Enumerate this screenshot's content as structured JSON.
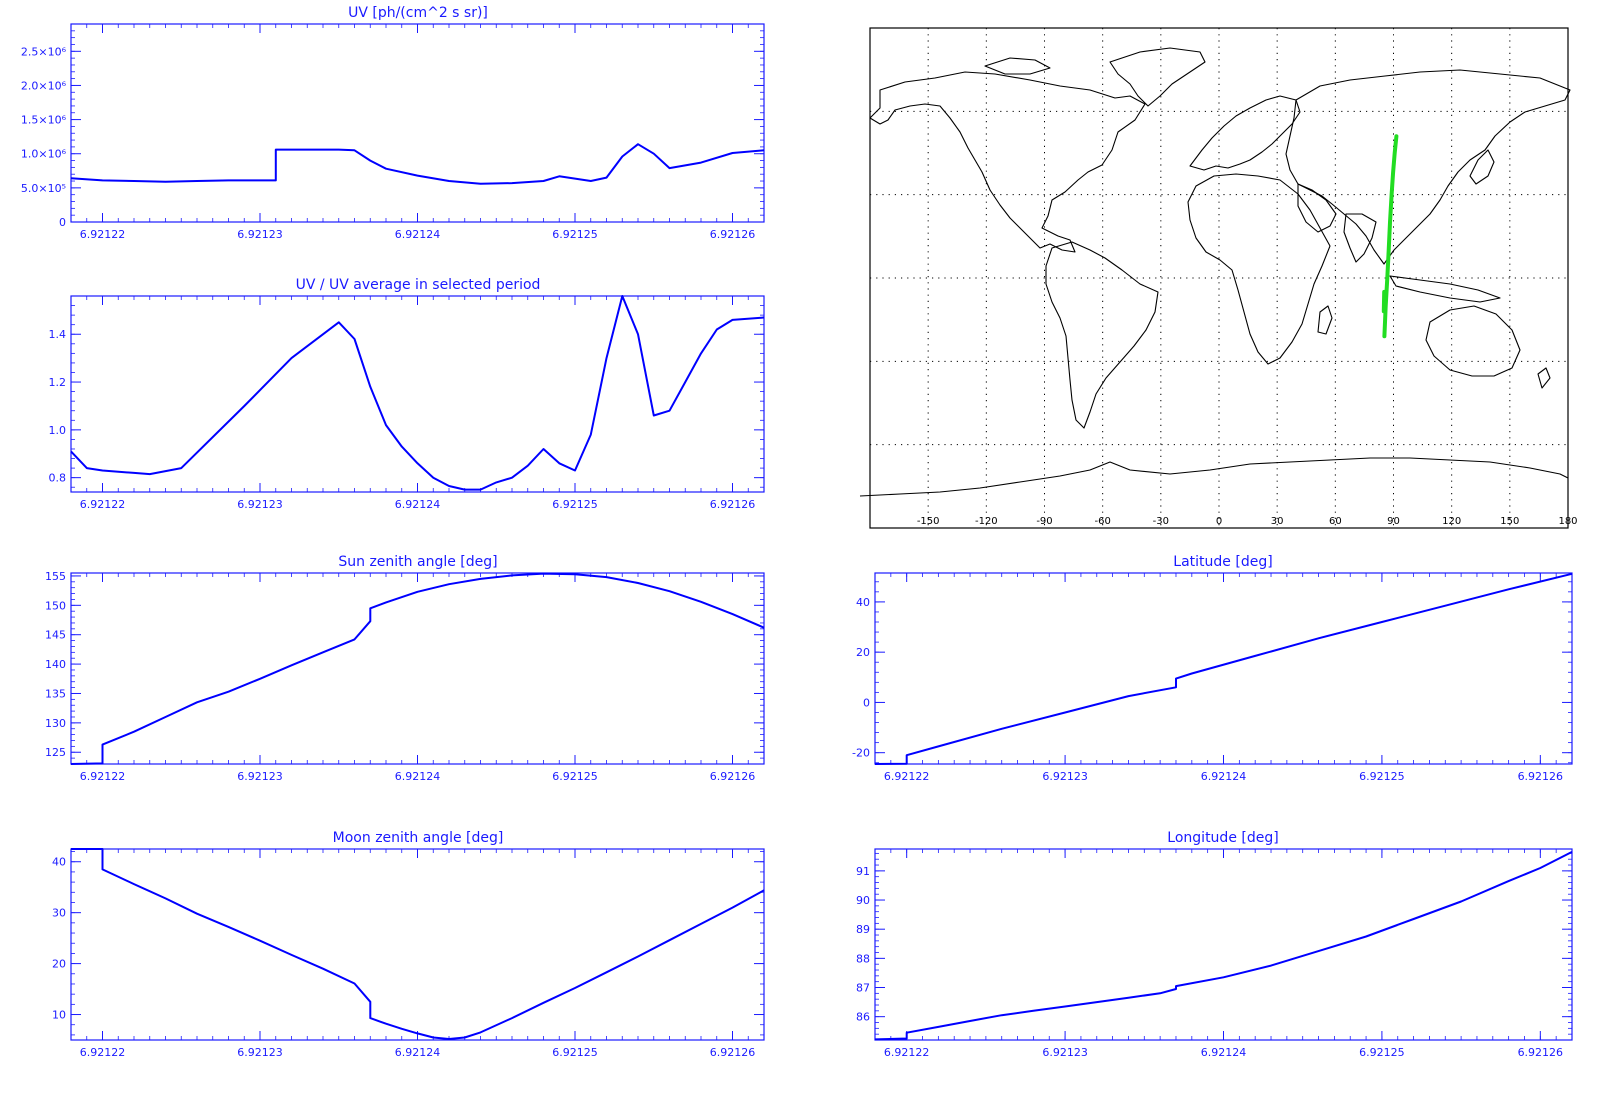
{
  "colors": {
    "axis": "#1a1aff",
    "line": "#0000ff",
    "track": "#22dd22",
    "map": "#000000"
  },
  "chart_data": [
    {
      "id": "uv",
      "type": "line",
      "title": "UV [ph/(cm^2 s sr)]",
      "xlim": [
        6.921218,
        6.921262
      ],
      "ylim": [
        0,
        2900000
      ],
      "xticks": [
        6.92122,
        6.92123,
        6.92124,
        6.92125,
        6.92126
      ],
      "xticklabels": [
        "6.92122",
        "6.92123",
        "6.92124",
        "6.92125",
        "6.92126"
      ],
      "yticks": [
        0,
        500000,
        1000000,
        1500000,
        2000000,
        2500000
      ],
      "yticklabels": [
        "0",
        "5.0×10⁵",
        "1.0×10⁶",
        "1.5×10⁶",
        "2.0×10⁶",
        "2.5×10⁶"
      ],
      "x": [
        6.921218,
        6.92122,
        6.921222,
        6.921224,
        6.921226,
        6.921228,
        6.921231,
        6.921231,
        6.921233,
        6.921235,
        6.921236,
        6.921237,
        6.921238,
        6.92124,
        6.921242,
        6.921244,
        6.921246,
        6.921248,
        6.921249,
        6.921251,
        6.921252,
        6.921253,
        6.921254,
        6.921255,
        6.921256,
        6.921258,
        6.92126,
        6.921262
      ],
      "y": [
        640000,
        610000,
        600000,
        590000,
        600000,
        610000,
        610000,
        1060000,
        1060000,
        1060000,
        1050000,
        900000,
        780000,
        680000,
        600000,
        560000,
        570000,
        600000,
        670000,
        600000,
        650000,
        960000,
        1140000,
        1000000,
        790000,
        870000,
        1010000,
        1050000
      ]
    },
    {
      "id": "ratio",
      "type": "line",
      "title": "UV / UV average in selected period",
      "xlim": [
        6.921218,
        6.921262
      ],
      "ylim": [
        0.74,
        1.56
      ],
      "xticks": [
        6.92122,
        6.92123,
        6.92124,
        6.92125,
        6.92126
      ],
      "xticklabels": [
        "6.92122",
        "6.92123",
        "6.92124",
        "6.92125",
        "6.92126"
      ],
      "yticks": [
        0.8,
        1.0,
        1.2,
        1.4
      ],
      "yticklabels": [
        "0.8",
        "1.0",
        "1.2",
        "1.4"
      ],
      "x": [
        6.921218,
        6.921219,
        6.92122,
        6.921222,
        6.921223,
        6.921225,
        6.921229,
        6.921232,
        6.921235,
        6.921236,
        6.921237,
        6.921238,
        6.921239,
        6.92124,
        6.921241,
        6.921242,
        6.921243,
        6.921244,
        6.921245,
        6.921246,
        6.921247,
        6.921248,
        6.921249,
        6.92125,
        6.921251,
        6.921252,
        6.921253,
        6.921254,
        6.921255,
        6.921256,
        6.921257,
        6.921258,
        6.921259,
        6.92126,
        6.921262
      ],
      "y": [
        0.91,
        0.84,
        0.83,
        0.82,
        0.815,
        0.84,
        1.1,
        1.3,
        1.45,
        1.38,
        1.18,
        1.02,
        0.93,
        0.86,
        0.8,
        0.765,
        0.75,
        0.75,
        0.78,
        0.8,
        0.85,
        0.92,
        0.86,
        0.83,
        0.98,
        1.3,
        1.56,
        1.4,
        1.06,
        1.08,
        1.2,
        1.32,
        1.42,
        1.46,
        1.47
      ]
    },
    {
      "id": "sun",
      "type": "line",
      "title": "Sun zenith angle [deg]",
      "xlim": [
        6.921218,
        6.921262
      ],
      "ylim": [
        123,
        155.5
      ],
      "xticks": [
        6.92122,
        6.92123,
        6.92124,
        6.92125,
        6.92126
      ],
      "xticklabels": [
        "6.92122",
        "6.92123",
        "6.92124",
        "6.92125",
        "6.92126"
      ],
      "yticks": [
        125,
        130,
        135,
        140,
        145,
        150,
        155
      ],
      "yticklabels": [
        "125",
        "130",
        "135",
        "140",
        "145",
        "150",
        "155"
      ],
      "x": [
        6.921218,
        6.92122,
        6.92122,
        6.921222,
        6.921224,
        6.921226,
        6.921228,
        6.92123,
        6.921232,
        6.921234,
        6.921236,
        6.921237,
        6.921237,
        6.921238,
        6.92124,
        6.921242,
        6.921244,
        6.921246,
        6.921248,
        6.92125,
        6.921252,
        6.921254,
        6.921256,
        6.921258,
        6.92126,
        6.921262
      ],
      "y": [
        123,
        123.1,
        126.3,
        128.5,
        131,
        133.5,
        135.3,
        137.5,
        139.8,
        142,
        144.2,
        147.3,
        149.5,
        150.5,
        152.3,
        153.6,
        154.5,
        155.1,
        155.4,
        155.3,
        154.8,
        153.8,
        152.4,
        150.6,
        148.5,
        146.2
      ]
    },
    {
      "id": "lat",
      "type": "line",
      "title": "Latitude [deg]",
      "xlim": [
        6.921218,
        6.921262
      ],
      "ylim": [
        -24.5,
        51.5
      ],
      "xticks": [
        6.92122,
        6.92123,
        6.92124,
        6.92125,
        6.92126
      ],
      "xticklabels": [
        "6.92122",
        "6.92123",
        "6.92124",
        "6.92125",
        "6.92126"
      ],
      "yticks": [
        -20,
        0,
        20,
        40
      ],
      "yticklabels": [
        "-20",
        "0",
        "20",
        "40"
      ],
      "x": [
        6.921218,
        6.92122,
        6.92122,
        6.921222,
        6.921226,
        6.92123,
        6.921234,
        6.921237,
        6.921237,
        6.921238,
        6.921242,
        6.921246,
        6.92125,
        6.921254,
        6.921258,
        6.921262
      ],
      "y": [
        -24.5,
        -24.4,
        -21,
        -17.5,
        -10.5,
        -4,
        2.5,
        6,
        9.5,
        11.5,
        18.5,
        25.5,
        32,
        38.5,
        45,
        51.2
      ]
    },
    {
      "id": "moon",
      "type": "line",
      "title": "Moon zenith angle [deg]",
      "xlim": [
        6.921218,
        6.921262
      ],
      "ylim": [
        5,
        42.5
      ],
      "xticks": [
        6.92122,
        6.92123,
        6.92124,
        6.92125,
        6.92126
      ],
      "xticklabels": [
        "6.92122",
        "6.92123",
        "6.92124",
        "6.92125",
        "6.92126"
      ],
      "yticks": [
        10,
        20,
        30,
        40
      ],
      "yticklabels": [
        "10",
        "20",
        "30",
        "40"
      ],
      "x": [
        6.921218,
        6.92122,
        6.92122,
        6.921222,
        6.921224,
        6.921226,
        6.921228,
        6.92123,
        6.921232,
        6.921234,
        6.921236,
        6.921237,
        6.921237,
        6.921238,
        6.921239,
        6.92124,
        6.921241,
        6.921242,
        6.921243,
        6.921244,
        6.921246,
        6.921248,
        6.92125,
        6.921252,
        6.921254,
        6.921256,
        6.921258,
        6.92126,
        6.921262
      ],
      "y": [
        42.5,
        42.5,
        38.5,
        35.6,
        32.8,
        29.8,
        27.2,
        24.5,
        21.7,
        19,
        16.1,
        12.5,
        9.3,
        8.2,
        7.2,
        6.3,
        5.5,
        5.2,
        5.5,
        6.5,
        9.3,
        12.3,
        15.2,
        18.3,
        21.4,
        24.6,
        27.8,
        31,
        34.4
      ]
    },
    {
      "id": "lon",
      "type": "line",
      "title": "Longitude [deg]",
      "xlim": [
        6.921218,
        6.921262
      ],
      "ylim": [
        85.2,
        91.75
      ],
      "xticks": [
        6.92122,
        6.92123,
        6.92124,
        6.92125,
        6.92126
      ],
      "xticklabels": [
        "6.92122",
        "6.92123",
        "6.92124",
        "6.92125",
        "6.92126"
      ],
      "yticks": [
        86,
        87,
        88,
        89,
        90,
        91
      ],
      "yticklabels": [
        "86",
        "87",
        "88",
        "89",
        "90",
        "91"
      ],
      "x": [
        6.921218,
        6.92122,
        6.92122,
        6.921222,
        6.921224,
        6.921226,
        6.921228,
        6.92123,
        6.921232,
        6.921234,
        6.921236,
        6.921237,
        6.921237,
        6.92124,
        6.921243,
        6.921246,
        6.921249,
        6.921252,
        6.921255,
        6.921258,
        6.92126,
        6.921262
      ],
      "y": [
        85.22,
        85.25,
        85.45,
        85.65,
        85.85,
        86.05,
        86.2,
        86.35,
        86.5,
        86.65,
        86.8,
        86.95,
        87.05,
        87.35,
        87.75,
        88.25,
        88.75,
        89.35,
        89.95,
        90.65,
        91.1,
        91.65
      ]
    },
    {
      "id": "map",
      "type": "scatter",
      "xlim": [
        -180,
        180
      ],
      "ylim": [
        -90,
        90
      ],
      "xticks": [
        -150,
        -120,
        -90,
        -60,
        -30,
        0,
        30,
        60,
        90,
        120,
        150,
        180
      ],
      "xticklabels": [
        "-150",
        "-120",
        "-90",
        "-60",
        "-30",
        "0",
        "30",
        "60",
        "90",
        "120",
        "150",
        "180"
      ],
      "grid": true,
      "series": [
        {
          "x": [
            85.3,
            86.0,
            86.8,
            87.5,
            88.2,
            89.0,
            89.8,
            90.6,
            91.5
          ],
          "y": [
            -21,
            -10,
            0,
            10,
            20,
            30,
            38,
            45,
            51
          ]
        },
        {
          "x": [
            85.0,
            85.2
          ],
          "y": [
            -12,
            -5
          ]
        }
      ]
    }
  ]
}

----

### Exercise instructions
Pull out each line of the records holding the string "title".

### Solution to the exercise
      "title": "UV [ph/(cm^2 s sr)]",
      "title": "UV / UV average in selected period",
      "title": "Sun zenith angle [deg]",
      "title": "Latitude [deg]",
      "title": "Moon zenith angle [deg]",
      "title": "Longitude [deg]",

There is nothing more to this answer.